YOUR INSTRUCTIONS
Which lines in the records below contain the string "period"? Extract each of those lines in full.

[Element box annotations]
((
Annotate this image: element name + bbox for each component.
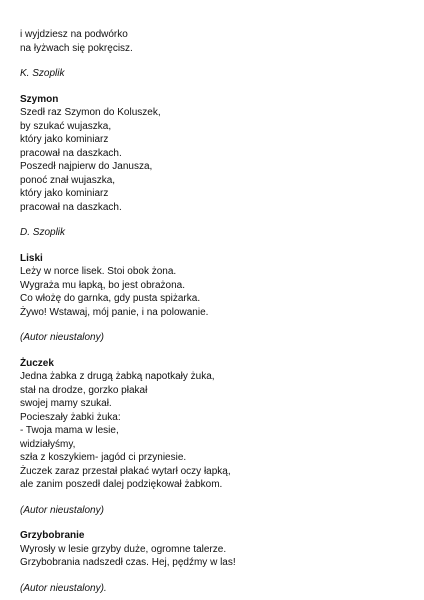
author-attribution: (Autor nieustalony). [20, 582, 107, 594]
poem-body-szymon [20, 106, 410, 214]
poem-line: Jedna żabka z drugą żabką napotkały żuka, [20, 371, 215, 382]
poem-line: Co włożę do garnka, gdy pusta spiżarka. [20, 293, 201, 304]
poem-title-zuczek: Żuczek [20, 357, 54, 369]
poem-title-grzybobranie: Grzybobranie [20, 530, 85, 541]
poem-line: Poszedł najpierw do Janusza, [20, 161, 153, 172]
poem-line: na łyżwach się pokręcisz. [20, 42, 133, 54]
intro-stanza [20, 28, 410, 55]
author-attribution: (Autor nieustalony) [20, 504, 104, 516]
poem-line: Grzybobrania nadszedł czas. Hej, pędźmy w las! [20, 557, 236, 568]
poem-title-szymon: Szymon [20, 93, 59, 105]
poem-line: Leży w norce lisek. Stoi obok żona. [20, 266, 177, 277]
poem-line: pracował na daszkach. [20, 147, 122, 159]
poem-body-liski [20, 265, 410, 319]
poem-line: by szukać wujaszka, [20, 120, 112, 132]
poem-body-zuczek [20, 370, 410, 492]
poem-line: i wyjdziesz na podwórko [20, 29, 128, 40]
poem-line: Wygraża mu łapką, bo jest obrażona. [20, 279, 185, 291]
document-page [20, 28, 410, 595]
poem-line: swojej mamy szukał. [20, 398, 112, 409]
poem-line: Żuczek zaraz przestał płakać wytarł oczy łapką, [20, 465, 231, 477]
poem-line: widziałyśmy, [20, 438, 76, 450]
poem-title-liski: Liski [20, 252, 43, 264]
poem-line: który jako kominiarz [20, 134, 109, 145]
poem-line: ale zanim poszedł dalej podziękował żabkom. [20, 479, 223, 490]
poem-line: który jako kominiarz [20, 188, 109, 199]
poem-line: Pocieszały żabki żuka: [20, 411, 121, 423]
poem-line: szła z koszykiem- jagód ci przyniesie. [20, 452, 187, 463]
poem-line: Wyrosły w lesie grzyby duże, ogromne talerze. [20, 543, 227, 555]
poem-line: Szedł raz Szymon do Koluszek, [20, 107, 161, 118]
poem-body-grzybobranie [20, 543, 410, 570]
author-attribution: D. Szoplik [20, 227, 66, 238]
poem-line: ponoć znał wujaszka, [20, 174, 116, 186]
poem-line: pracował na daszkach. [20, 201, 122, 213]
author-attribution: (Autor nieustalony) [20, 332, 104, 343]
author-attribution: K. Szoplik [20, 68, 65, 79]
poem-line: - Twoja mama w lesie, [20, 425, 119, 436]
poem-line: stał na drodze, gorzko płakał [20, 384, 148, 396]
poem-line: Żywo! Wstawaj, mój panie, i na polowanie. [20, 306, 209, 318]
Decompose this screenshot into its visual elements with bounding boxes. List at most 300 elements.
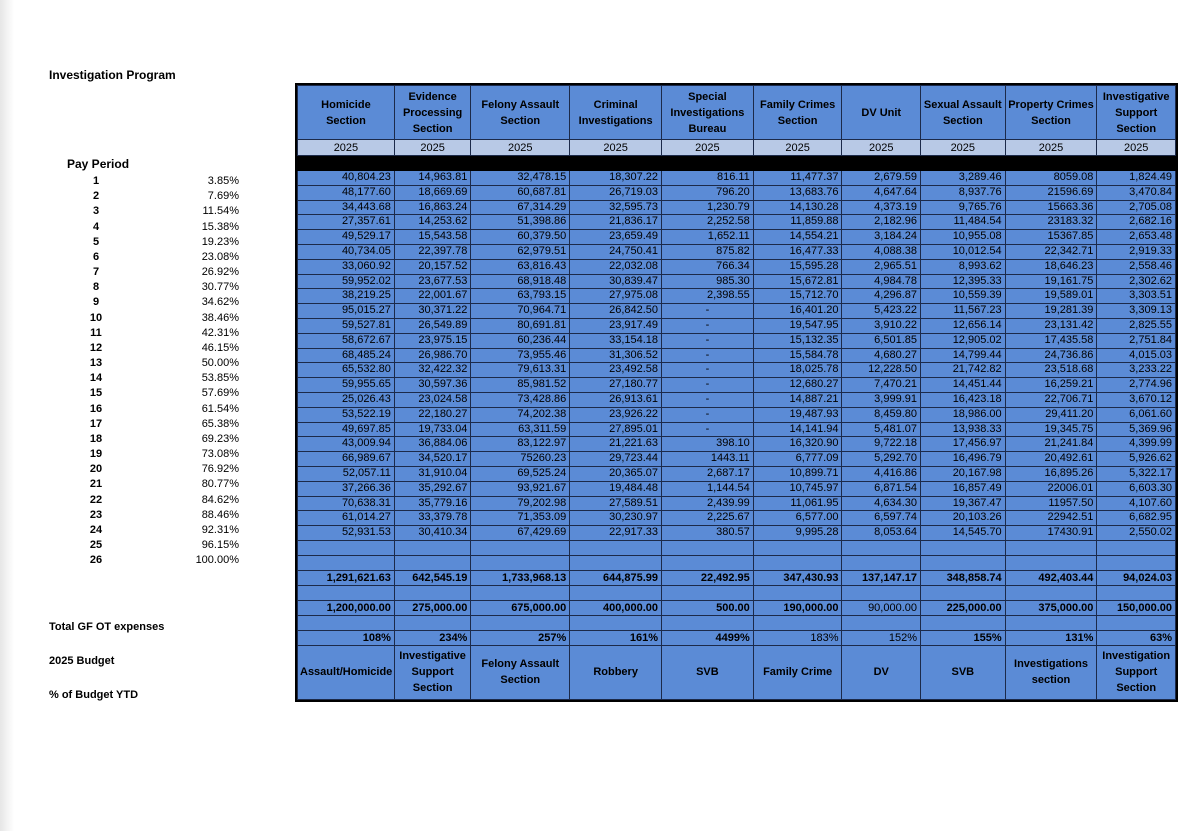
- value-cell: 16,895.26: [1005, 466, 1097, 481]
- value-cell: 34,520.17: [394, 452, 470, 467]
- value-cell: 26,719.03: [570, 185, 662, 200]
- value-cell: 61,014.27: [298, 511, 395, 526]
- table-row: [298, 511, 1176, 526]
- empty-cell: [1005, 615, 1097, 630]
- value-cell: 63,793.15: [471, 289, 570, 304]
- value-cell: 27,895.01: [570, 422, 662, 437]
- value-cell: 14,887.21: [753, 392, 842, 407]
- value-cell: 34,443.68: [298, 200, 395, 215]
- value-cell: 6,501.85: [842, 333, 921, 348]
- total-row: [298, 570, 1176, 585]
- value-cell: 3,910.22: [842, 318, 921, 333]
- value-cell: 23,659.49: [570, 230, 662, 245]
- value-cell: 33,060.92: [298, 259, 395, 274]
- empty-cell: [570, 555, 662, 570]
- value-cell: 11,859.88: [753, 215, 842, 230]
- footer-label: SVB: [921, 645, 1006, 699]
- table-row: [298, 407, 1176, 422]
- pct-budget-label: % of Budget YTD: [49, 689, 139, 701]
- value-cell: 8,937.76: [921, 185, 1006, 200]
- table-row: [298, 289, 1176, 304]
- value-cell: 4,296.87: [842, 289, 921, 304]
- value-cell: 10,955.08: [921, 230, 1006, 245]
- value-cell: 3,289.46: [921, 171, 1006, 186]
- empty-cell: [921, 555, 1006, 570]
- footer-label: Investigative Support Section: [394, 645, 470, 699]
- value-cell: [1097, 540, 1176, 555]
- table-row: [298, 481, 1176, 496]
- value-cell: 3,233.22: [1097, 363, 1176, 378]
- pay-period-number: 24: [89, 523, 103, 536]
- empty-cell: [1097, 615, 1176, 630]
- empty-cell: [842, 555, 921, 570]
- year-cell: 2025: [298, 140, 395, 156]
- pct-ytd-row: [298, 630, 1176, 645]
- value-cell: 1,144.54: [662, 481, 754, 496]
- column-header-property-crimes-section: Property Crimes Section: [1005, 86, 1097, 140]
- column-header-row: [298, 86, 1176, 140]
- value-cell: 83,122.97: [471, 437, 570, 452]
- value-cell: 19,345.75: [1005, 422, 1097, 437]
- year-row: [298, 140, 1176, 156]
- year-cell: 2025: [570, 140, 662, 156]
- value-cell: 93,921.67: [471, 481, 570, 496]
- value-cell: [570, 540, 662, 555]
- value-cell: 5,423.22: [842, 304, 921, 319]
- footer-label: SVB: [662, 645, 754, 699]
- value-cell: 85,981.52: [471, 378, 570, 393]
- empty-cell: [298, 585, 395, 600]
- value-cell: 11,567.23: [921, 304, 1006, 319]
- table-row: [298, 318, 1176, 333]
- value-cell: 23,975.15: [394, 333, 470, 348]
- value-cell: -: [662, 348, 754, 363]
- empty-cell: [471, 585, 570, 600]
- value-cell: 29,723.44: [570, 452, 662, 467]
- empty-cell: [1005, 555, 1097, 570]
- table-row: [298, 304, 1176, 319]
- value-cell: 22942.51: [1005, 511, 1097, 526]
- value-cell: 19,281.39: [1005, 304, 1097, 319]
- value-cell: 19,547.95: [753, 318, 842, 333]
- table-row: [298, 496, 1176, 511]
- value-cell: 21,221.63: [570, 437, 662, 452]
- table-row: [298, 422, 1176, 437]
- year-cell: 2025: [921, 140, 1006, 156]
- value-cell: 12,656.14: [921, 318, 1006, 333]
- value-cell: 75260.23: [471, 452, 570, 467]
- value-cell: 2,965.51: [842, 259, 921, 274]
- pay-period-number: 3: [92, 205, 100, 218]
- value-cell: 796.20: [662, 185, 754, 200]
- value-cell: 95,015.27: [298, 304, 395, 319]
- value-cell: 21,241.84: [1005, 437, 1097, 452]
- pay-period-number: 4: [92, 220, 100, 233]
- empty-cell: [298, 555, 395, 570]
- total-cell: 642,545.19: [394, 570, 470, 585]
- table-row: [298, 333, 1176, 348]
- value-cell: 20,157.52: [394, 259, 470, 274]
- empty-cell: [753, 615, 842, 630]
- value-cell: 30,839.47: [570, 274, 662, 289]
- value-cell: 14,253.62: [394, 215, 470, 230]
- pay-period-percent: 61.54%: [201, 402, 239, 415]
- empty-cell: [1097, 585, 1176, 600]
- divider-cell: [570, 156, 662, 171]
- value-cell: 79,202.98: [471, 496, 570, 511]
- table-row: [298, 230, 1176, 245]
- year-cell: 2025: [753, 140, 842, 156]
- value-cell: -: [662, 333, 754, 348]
))
RESPONSE TO THIS EXERCISE
- pay-period-number: 24: [89, 523, 103, 536]
- pay-period-number: 3: [92, 205, 100, 218]
- pay-period-number: 4: [92, 220, 100, 233]
- pay-period-percent: 61.54%: [201, 402, 239, 415]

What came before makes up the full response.